-- Start of Excerpted records --

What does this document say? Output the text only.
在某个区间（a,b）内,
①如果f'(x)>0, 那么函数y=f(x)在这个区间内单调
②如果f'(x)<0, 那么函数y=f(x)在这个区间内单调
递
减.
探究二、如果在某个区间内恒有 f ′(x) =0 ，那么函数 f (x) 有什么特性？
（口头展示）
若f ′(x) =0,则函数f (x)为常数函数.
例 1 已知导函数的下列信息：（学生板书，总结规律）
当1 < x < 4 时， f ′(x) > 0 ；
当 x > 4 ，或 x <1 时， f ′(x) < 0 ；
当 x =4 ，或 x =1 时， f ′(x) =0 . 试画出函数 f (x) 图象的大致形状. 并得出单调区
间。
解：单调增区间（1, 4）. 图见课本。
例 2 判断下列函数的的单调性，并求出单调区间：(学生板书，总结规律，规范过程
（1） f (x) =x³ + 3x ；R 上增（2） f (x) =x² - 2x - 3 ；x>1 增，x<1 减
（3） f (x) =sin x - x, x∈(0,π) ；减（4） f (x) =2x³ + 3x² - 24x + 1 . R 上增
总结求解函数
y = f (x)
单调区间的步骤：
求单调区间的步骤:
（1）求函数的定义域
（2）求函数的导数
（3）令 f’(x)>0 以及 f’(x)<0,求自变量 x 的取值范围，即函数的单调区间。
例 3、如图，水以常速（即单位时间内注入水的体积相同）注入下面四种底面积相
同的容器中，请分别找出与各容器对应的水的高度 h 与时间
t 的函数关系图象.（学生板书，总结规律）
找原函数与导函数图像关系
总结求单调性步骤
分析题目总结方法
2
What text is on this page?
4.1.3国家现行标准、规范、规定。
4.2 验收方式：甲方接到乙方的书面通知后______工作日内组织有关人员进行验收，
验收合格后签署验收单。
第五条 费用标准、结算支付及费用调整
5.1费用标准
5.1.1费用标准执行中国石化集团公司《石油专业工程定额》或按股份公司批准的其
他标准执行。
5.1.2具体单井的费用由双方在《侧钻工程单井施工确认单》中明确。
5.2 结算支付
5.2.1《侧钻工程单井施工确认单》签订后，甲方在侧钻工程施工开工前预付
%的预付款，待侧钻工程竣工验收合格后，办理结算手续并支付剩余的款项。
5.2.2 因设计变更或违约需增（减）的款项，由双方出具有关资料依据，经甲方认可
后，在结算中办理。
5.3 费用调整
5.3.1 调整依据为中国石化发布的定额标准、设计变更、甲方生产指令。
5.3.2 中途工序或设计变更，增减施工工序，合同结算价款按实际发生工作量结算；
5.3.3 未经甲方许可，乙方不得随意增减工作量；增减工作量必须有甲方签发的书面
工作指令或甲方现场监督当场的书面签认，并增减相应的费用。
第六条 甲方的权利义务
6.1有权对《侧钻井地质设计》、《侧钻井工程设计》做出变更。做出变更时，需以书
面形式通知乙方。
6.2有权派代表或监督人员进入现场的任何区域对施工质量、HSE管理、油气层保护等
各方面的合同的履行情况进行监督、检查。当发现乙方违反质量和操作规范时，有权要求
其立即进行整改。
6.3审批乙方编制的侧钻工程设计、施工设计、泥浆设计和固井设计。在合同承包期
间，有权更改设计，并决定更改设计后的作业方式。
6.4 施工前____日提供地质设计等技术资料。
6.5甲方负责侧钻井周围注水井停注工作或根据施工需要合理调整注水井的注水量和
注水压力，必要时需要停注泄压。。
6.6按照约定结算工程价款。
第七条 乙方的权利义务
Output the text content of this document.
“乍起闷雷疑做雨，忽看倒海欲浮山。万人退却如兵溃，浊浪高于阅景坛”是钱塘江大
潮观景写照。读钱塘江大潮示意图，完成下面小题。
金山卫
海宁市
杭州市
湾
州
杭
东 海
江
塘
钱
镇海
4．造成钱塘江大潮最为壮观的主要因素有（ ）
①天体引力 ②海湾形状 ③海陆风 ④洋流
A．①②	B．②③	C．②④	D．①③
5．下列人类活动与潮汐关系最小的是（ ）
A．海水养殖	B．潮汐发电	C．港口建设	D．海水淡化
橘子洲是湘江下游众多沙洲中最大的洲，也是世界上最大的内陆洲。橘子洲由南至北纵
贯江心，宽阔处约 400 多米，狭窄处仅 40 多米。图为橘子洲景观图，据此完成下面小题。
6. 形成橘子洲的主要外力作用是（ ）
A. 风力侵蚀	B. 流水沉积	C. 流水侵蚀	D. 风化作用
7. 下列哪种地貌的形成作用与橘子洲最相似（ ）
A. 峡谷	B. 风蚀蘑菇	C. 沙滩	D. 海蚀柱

-- End of Excerpted records --

Task instructions: Scan the material and collect every line that contains "学生板书".

Output of the task:
例 1 已知导函数的下列信息：（学生板书，总结规律）
例 2 判断下列函数的的单调性，并求出单调区间：(学生板书，总结规律，规范过程
t 的函数关系图象.（学生板书，总结规律）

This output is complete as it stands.